**What is expected:** All of the records below need to be copied exactly.
__________________________________________________
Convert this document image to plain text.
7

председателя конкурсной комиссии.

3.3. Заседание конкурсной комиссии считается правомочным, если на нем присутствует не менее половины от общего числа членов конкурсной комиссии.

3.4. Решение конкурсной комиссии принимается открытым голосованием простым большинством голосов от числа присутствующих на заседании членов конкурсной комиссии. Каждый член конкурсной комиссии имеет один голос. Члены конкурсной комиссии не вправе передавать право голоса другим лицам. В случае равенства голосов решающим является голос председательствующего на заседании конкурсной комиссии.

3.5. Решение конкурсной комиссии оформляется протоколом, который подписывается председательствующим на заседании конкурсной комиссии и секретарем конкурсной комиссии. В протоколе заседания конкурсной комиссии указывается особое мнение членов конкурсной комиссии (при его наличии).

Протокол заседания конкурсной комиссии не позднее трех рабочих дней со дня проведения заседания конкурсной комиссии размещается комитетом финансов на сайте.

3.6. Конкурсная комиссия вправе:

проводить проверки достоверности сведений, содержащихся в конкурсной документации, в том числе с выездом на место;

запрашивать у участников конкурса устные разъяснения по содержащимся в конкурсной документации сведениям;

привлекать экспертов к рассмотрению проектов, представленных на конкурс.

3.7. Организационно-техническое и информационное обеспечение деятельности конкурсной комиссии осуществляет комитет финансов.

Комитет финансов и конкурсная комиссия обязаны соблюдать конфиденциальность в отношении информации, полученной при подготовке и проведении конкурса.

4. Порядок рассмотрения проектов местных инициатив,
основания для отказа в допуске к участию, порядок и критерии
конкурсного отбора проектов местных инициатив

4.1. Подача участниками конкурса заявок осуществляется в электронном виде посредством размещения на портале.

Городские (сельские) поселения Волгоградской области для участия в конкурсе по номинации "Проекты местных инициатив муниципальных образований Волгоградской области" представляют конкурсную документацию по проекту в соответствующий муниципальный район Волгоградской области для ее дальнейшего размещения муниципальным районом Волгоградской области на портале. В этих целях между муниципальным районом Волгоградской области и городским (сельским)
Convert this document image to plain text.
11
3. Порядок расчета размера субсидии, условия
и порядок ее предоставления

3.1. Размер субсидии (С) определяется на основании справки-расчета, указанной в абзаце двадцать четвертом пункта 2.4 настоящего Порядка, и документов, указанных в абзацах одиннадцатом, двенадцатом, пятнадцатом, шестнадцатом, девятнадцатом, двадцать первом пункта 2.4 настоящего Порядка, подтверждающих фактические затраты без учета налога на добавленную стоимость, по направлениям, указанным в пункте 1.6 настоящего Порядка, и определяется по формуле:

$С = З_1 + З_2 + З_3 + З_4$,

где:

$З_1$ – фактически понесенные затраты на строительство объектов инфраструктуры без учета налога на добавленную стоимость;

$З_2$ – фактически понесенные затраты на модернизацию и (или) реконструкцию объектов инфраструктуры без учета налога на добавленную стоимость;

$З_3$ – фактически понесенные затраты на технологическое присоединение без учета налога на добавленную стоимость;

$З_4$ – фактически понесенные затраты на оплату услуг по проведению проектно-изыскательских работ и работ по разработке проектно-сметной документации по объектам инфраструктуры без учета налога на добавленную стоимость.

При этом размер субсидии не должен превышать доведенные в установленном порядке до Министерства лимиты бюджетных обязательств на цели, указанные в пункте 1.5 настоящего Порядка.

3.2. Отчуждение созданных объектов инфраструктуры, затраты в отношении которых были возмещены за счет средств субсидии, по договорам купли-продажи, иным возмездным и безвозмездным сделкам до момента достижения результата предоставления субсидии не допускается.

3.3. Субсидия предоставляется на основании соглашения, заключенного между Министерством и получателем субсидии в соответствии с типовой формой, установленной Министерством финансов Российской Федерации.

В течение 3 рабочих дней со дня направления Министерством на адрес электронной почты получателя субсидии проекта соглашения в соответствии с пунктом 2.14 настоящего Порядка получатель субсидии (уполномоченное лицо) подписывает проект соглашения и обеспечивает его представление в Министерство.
__________________________________________________
**Result of this exercise:**
Convert this document image to plain text.
7

председателя конкурсной комиссии.

3.3. Заседание конкурсной комиссии считается правомочным, если на нем присутствует не менее половины от общего числа членов конкурсной комиссии.

3.4. Решение конкурсной комиссии принимается открытым голосованием простым большинством голосов от числа присутствующих на заседании членов конкурсной комиссии. Каждый член конкурсной комиссии имеет один голос. Члены конкурсной комиссии не вправе передавать право голоса другим лицам. В случае равенства голосов решающим является голос председательствующего на заседании конкурсной комиссии.

3.5. Решение конкурсной комиссии оформляется протоколом, который подписывается председательствующим на заседании конкурсной комиссии и секретарем конкурсной комиссии. В протоколе заседания конкурсной комиссии указывается особое мнение членов конкурсной комиссии (при его наличии).

Протокол заседания конкурсной комиссии не позднее трех рабочих дней со дня проведения заседания конкурсной комиссии размещается комитетом финансов на сайте.

3.6. Конкурсная комиссия вправе:

проводить проверки достоверности сведений, содержащихся в конкурсной документации, в том числе с выездом на место;

запрашивать у участников конкурса устные разъяснения по содержащимся в конкурсной документации сведениям;

привлекать экспертов к рассмотрению проектов, представленных на конкурс.

3.7. Организационно-техническое и информационное обеспечение деятельности конкурсной комиссии осуществляет комитет финансов.

Комитет финансов и конкурсная комиссия обязаны соблюдать конфиденциальность в отношении информации, полученной при подготовке и проведении конкурса.

4. Порядок рассмотрения проектов местных инициатив,
основания для отказа в допуске к участию, порядок и критерии
конкурсного отбора проектов местных инициатив

4.1. Подача участниками конкурса заявок осуществляется в электронном виде посредством размещения на портале.

Городские (сельские) поселения Волгоградской области для участия в конкурсе по номинации "Проекты местных инициатив муниципальных образований Волгоградской области" представляют конкурсную документацию по проекту в соответствующий муниципальный район Волгоградской области для ее дальнейшего размещения муниципальным районом Волгоградской области на портале. В этих целях между муниципальным районом Волгоградской области и городским (сельским)
Convert this document image to plain text.
11
3. Порядок расчета размера субсидии, условия
и порядок ее предоставления

3.1. Размер субсидии (С) определяется на основании справки-расчета, указанной в абзаце двадцать четвертом пункта 2.4 настоящего Порядка, и документов, указанных в абзацах одиннадцатом, двенадцатом, пятнадцатом, шестнадцатом, девятнадцатом, двадцать первом пункта 2.4 настоящего Порядка, подтверждающих фактические затраты без учета налога на добавленную стоимость, по направлениям, указанным в пункте 1.6 настоящего Порядка, и определяется по формуле:

$С = З_1 + З_2 + З_3 + З_4$,

где:

$З_1$ – фактически понесенные затраты на строительство объектов инфраструктуры без учета налога на добавленную стоимость;

$З_2$ – фактически понесенные затраты на модернизацию и (или) реконструкцию объектов инфраструктуры без учета налога на добавленную стоимость;

$З_3$ – фактически понесенные затраты на технологическое присоединение без учета налога на добавленную стоимость;

$З_4$ – фактически понесенные затраты на оплату услуг по проведению проектно-изыскательских работ и работ по разработке проектно-сметной документации по объектам инфраструктуры без учета налога на добавленную стоимость.

При этом размер субсидии не должен превышать доведенные в установленном порядке до Министерства лимиты бюджетных обязательств на цели, указанные в пункте 1.5 настоящего Порядка.

3.2. Отчуждение созданных объектов инфраструктуры, затраты в отношении которых были возмещены за счет средств субсидии, по договорам купли-продажи, иным возмездным и безвозмездным сделкам до момента достижения результата предоставления субсидии не допускается.

3.3. Субсидия предоставляется на основании соглашения, заключенного между Министерством и получателем субсидии в соответствии с типовой формой, установленной Министерством финансов Российской Федерации.

В течение 3 рабочих дней со дня направления Министерством на адрес электронной почты получателя субсидии проекта соглашения в соответствии с пунктом 2.14 настоящего Порядка получатель субсидии (уполномоченное лицо) подписывает проект соглашения и обеспечивает его представление в Министерство.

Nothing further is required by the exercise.